Work required:
Set out each line from the following listing that includes the word "request".

(Stored data entries)
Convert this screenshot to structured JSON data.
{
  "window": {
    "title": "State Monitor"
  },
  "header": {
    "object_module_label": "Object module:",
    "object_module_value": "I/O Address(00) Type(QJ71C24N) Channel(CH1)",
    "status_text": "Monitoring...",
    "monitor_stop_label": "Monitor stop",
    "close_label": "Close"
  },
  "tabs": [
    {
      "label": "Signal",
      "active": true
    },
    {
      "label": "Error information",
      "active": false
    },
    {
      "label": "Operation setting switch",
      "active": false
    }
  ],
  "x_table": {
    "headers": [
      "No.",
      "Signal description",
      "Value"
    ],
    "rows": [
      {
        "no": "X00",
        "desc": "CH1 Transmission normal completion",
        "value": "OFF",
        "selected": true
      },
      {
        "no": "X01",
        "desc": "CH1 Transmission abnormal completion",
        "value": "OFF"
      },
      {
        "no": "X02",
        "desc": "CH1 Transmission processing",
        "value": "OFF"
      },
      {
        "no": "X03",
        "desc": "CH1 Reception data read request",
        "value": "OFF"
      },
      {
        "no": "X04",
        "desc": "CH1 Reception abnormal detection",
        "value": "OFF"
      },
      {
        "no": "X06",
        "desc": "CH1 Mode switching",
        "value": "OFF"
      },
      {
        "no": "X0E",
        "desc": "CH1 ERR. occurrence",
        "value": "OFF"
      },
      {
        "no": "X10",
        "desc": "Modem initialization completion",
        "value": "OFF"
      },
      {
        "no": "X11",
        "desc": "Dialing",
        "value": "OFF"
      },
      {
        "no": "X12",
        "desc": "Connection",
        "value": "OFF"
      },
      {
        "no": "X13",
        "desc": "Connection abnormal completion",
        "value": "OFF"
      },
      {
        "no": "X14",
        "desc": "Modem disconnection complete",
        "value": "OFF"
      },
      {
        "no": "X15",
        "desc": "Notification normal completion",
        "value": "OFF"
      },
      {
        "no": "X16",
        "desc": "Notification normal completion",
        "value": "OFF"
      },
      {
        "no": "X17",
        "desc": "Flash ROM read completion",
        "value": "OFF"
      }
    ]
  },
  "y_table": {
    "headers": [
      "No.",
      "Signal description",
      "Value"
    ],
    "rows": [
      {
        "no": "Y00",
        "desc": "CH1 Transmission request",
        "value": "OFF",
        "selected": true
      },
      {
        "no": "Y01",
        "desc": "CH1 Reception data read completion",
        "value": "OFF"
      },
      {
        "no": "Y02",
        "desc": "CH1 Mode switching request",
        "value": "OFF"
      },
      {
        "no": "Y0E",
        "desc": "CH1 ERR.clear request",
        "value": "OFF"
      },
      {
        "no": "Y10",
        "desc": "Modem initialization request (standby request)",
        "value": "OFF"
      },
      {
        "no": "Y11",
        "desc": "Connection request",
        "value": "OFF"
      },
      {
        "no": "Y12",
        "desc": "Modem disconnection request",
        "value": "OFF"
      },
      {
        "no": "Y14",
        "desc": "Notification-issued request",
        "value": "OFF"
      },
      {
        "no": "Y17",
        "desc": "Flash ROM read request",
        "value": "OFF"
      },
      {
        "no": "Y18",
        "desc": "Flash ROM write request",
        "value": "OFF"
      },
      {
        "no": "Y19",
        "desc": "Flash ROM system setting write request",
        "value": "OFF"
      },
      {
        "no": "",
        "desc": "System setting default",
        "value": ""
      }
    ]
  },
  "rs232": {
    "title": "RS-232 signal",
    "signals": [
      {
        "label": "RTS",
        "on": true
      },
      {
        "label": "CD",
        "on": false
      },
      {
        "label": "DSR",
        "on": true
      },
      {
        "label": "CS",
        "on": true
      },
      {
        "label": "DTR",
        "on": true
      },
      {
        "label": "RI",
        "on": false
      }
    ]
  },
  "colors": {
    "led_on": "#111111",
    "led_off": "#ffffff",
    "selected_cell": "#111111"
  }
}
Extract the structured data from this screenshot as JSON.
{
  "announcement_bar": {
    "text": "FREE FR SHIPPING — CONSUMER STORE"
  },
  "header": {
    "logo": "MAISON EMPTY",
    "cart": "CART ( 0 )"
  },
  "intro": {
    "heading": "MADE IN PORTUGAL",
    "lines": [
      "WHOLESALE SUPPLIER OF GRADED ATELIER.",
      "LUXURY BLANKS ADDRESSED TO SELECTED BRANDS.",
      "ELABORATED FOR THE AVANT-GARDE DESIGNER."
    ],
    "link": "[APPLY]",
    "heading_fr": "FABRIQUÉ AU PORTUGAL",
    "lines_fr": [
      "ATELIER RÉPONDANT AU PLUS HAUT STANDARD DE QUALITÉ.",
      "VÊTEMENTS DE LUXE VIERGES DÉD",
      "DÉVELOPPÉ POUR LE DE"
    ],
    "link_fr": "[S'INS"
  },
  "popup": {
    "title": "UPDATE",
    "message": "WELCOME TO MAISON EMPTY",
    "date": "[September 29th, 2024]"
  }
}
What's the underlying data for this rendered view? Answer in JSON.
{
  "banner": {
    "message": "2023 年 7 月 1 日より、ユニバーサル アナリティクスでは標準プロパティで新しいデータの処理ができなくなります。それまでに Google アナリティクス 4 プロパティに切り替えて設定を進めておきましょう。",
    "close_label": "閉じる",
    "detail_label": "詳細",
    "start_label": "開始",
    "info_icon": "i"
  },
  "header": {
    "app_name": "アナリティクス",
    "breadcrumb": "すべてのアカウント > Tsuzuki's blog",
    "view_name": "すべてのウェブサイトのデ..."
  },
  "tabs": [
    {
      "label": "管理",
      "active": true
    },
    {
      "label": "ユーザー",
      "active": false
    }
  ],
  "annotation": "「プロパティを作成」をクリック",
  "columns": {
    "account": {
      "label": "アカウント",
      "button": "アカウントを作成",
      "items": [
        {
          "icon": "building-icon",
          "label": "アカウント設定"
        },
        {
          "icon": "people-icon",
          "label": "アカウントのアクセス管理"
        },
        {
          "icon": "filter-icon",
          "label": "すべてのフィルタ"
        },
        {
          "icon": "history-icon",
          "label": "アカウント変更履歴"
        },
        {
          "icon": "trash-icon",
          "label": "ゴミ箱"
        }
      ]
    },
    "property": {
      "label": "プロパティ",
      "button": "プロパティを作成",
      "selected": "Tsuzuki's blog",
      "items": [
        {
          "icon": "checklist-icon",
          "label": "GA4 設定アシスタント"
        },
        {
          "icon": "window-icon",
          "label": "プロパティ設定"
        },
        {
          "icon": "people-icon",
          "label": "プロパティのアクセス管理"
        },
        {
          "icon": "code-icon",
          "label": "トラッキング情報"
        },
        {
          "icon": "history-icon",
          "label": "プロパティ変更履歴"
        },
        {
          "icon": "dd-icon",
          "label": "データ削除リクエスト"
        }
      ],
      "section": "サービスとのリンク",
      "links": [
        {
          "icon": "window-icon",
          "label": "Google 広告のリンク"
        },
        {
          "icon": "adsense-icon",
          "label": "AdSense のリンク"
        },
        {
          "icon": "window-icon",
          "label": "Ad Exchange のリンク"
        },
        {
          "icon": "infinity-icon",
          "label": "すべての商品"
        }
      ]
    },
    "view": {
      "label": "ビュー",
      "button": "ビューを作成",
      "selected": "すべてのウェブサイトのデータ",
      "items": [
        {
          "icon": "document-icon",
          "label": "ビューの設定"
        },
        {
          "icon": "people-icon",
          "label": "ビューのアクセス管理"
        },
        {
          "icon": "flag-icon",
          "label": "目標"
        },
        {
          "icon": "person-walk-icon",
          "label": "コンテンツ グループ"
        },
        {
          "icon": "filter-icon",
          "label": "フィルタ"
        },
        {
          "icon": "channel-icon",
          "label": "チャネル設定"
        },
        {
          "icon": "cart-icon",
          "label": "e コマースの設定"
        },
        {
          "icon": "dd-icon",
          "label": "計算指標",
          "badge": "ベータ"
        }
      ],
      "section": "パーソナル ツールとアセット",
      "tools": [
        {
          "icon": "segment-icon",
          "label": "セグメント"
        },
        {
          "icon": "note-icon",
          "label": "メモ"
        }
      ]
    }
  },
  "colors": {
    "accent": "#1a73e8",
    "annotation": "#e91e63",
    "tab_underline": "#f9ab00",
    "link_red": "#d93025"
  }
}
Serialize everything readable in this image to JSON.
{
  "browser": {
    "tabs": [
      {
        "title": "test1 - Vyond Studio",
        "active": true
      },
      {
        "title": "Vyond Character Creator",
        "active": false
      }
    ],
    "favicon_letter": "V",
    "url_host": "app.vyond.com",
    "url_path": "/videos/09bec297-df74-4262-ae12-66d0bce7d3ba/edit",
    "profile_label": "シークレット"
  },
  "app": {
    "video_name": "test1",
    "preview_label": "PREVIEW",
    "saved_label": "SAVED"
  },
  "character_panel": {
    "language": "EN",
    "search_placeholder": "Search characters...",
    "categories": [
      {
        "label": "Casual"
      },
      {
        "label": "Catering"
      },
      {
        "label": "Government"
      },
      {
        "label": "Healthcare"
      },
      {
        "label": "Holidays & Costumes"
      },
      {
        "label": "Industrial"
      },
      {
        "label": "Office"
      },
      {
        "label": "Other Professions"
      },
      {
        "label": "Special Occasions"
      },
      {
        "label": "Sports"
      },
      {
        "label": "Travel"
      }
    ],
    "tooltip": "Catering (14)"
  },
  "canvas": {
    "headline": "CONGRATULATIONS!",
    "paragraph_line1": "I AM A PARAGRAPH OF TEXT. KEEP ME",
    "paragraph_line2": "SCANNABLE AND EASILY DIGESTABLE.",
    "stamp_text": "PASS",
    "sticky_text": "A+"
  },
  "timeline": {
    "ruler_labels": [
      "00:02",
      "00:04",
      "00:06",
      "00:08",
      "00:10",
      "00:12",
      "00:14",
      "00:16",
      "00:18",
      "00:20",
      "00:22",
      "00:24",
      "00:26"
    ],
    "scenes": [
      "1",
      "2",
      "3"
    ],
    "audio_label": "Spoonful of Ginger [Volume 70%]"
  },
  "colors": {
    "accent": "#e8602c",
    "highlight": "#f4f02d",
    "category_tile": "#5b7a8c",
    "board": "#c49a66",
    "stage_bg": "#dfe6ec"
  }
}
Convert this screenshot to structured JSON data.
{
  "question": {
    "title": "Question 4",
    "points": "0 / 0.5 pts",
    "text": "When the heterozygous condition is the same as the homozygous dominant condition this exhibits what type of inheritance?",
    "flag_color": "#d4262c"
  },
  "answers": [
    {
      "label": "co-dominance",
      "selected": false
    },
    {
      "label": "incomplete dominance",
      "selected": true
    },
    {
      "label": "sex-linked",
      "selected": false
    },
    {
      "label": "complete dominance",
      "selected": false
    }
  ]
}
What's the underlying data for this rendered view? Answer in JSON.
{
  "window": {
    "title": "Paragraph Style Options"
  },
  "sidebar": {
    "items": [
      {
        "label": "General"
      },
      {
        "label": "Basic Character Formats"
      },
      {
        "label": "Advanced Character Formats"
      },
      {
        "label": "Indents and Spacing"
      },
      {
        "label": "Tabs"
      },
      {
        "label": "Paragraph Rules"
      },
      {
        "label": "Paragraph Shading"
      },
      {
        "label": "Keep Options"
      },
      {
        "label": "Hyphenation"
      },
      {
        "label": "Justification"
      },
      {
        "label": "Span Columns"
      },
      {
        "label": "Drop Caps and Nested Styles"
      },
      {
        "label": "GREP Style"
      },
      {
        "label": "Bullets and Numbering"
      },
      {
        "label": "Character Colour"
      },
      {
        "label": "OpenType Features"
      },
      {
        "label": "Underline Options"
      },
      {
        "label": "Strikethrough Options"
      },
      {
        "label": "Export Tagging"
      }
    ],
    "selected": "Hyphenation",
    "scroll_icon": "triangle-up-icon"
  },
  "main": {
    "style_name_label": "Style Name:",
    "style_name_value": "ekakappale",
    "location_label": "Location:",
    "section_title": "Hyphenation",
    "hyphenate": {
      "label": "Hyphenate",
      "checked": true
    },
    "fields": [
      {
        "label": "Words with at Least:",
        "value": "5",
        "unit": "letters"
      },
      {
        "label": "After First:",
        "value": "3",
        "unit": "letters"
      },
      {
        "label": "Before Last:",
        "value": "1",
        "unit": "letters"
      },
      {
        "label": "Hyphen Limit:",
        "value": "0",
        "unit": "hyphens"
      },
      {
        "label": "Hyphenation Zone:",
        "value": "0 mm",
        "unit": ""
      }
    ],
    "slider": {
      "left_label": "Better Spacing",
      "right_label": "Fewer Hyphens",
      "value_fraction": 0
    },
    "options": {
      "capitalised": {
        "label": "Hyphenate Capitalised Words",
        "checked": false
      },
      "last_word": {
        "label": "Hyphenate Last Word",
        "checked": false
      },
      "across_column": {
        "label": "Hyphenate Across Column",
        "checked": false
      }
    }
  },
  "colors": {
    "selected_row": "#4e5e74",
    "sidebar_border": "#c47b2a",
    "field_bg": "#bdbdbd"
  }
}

Complete response:
        "desc": "CH1 Reception data read request",
        "desc": "CH1 Transmission request",
        "desc": "CH1 Mode switching request",
        "desc": "CH1 ERR.clear request",
        "desc": "Modem initialization request (standby request)",
        "desc": "Connection request",
        "desc": "Modem disconnection request",
        "desc": "Notification-issued request",
        "desc": "Flash ROM read request",
        "desc": "Flash ROM write request",
        "desc": "Flash ROM system setting write request",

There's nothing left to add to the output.